======== SOURCE DATA
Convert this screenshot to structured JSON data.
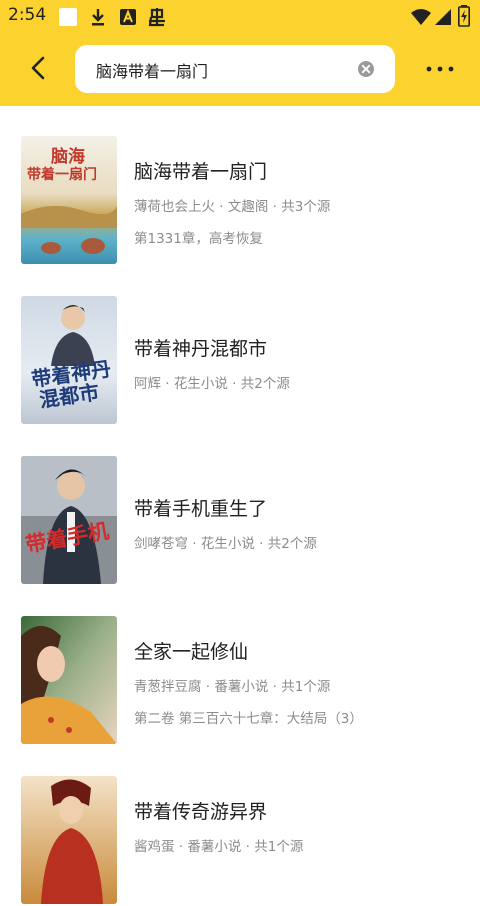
{
  "status_bar": {
    "time": "2:54"
  },
  "search": {
    "query": "脑海带着一扇门"
  },
  "results": [
    {
      "title": "脑海带着一扇门",
      "meta": "薄荷也会上火 · 文趣阁 · 共3个源",
      "latest": "第1331章，高考恢复",
      "cover": {
        "text": [
          "脑海",
          "带着一扇门"
        ]
      }
    },
    {
      "title": "带着神丹混都市",
      "meta": "阿辉 · 花生小说 · 共2个源",
      "latest": "",
      "cover": {
        "text": [
          "带着神丹",
          "混都市"
        ]
      }
    },
    {
      "title": "带着手机重生了",
      "meta": "剑哮苍穹 · 花生小说 · 共2个源",
      "latest": "",
      "cover": {
        "text": [
          "带着手机"
        ]
      }
    },
    {
      "title": "全家一起修仙",
      "meta": "青葱拌豆腐 · 番薯小说 · 共1个源",
      "latest": "第二卷 第三百六十七章：大结局（3）",
      "cover": {
        "text": []
      }
    },
    {
      "title": "带着传奇游异界",
      "meta": "酱鸡蛋 · 番薯小说 · 共1个源",
      "latest": "",
      "cover": {
        "text": []
      }
    }
  ]
}
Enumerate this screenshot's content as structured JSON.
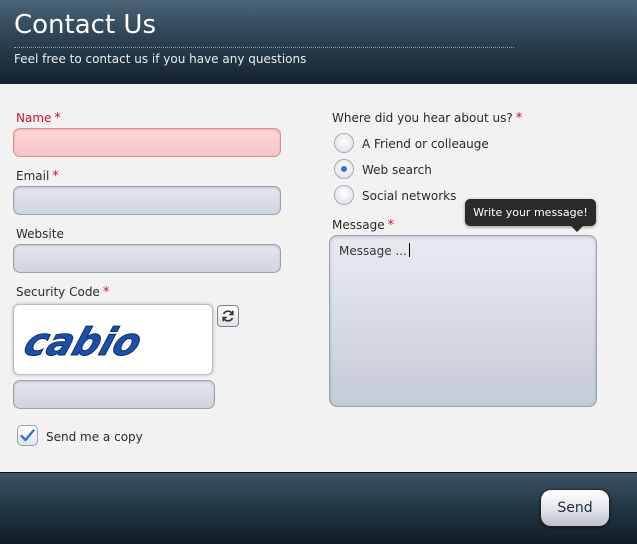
{
  "header": {
    "title": "Contact Us",
    "subtitle": "Feel free to contact us if you have any questions"
  },
  "form": {
    "name": {
      "label": "Name",
      "required": "*",
      "value": ""
    },
    "email": {
      "label": "Email",
      "required": "*",
      "value": ""
    },
    "website": {
      "label": "Website",
      "value": ""
    },
    "security": {
      "label": "Security Code",
      "required": "*",
      "captcha_text": "cabio",
      "value": ""
    },
    "copy": {
      "label": "Send me a copy",
      "checked": true
    },
    "hear_about": {
      "label": "Where did you hear about us?",
      "required": "*",
      "options": [
        {
          "label": "A Friend or colleauge",
          "selected": false
        },
        {
          "label": "Web search",
          "selected": true
        },
        {
          "label": "Social networks",
          "selected": false
        }
      ]
    },
    "message": {
      "label": "Message",
      "required": "*",
      "value": "Message ...",
      "tooltip": "Write your message!"
    }
  },
  "footer": {
    "send_label": "Send"
  },
  "colors": {
    "error_text": "#c0162b",
    "required_star": "#d0102a",
    "radio_selected": "#3a73c9",
    "captcha_ink": "#1b4fa8"
  }
}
================
GIVEN EXERCISE ▸
Write the records out again in full, exactly, and skip every picture.

WRITTEN RESPONSE ▸
Convert this screenshot to structured JSON data.
{
  "status_bar": {
    "time": "2:54"
  },
  "search": {
    "query": "脑海带着一扇门"
  },
  "results": [
    {
      "title": "脑海带着一扇门",
      "meta": "薄荷也会上火 · 文趣阁 · 共3个源",
      "latest": "第1331章，高考恢复",
      "cover": {
        "text": [
          "脑海",
          "带着一扇门"
        ]
      }
    },
    {
      "title": "带着神丹混都市",
      "meta": "阿辉 · 花生小说 · 共2个源",
      "latest": "",
      "cover": {
        "text": [
          "带着神丹",
          "混都市"
        ]
      }
    },
    {
      "title": "带着手机重生了",
      "meta": "剑哮苍穹 · 花生小说 · 共2个源",
      "latest": "",
      "cover": {
        "text": [
          "带着手机"
        ]
      }
    },
    {
      "title": "全家一起修仙",
      "meta": "青葱拌豆腐 · 番薯小说 · 共1个源",
      "latest": "第二卷 第三百六十七章：大结局（3）",
      "cover": {
        "text": []
      }
    },
    {
      "title": "带着传奇游异界",
      "meta": "酱鸡蛋 · 番薯小说 · 共1个源",
      "latest": "",
      "cover": {
        "text": []
      }
    }
  ]
}
Enumerate this screenshot's content as structured JSON.
{
  "header": {
    "title": "Contact Us",
    "subtitle": "Feel free to contact us if you have any questions"
  },
  "form": {
    "name": {
      "label": "Name",
      "required": "*",
      "value": ""
    },
    "email": {
      "label": "Email",
      "required": "*",
      "value": ""
    },
    "website": {
      "label": "Website",
      "value": ""
    },
    "security": {
      "label": "Security Code",
      "required": "*",
      "captcha_text": "cabio",
      "value": ""
    },
    "copy": {
      "label": "Send me a copy",
      "checked": true
    },
    "hear_about": {
      "label": "Where did you hear about us?",
      "required": "*",
      "options": [
        {
          "label": "A Friend or colleauge",
          "selected": false
        },
        {
          "label": "Web search",
          "selected": true
        },
        {
          "label": "Social networks",
          "selected": false
        }
      ]
    },
    "message": {
      "label": "Message",
      "required": "*",
      "value": "Message ...",
      "tooltip": "Write your message!"
    }
  },
  "footer": {
    "send_label": "Send"
  },
  "colors": {
    "error_text": "#c0162b",
    "required_star": "#d0102a",
    "radio_selected": "#3a73c9",
    "captcha_ink": "#1b4fa8"
  }
}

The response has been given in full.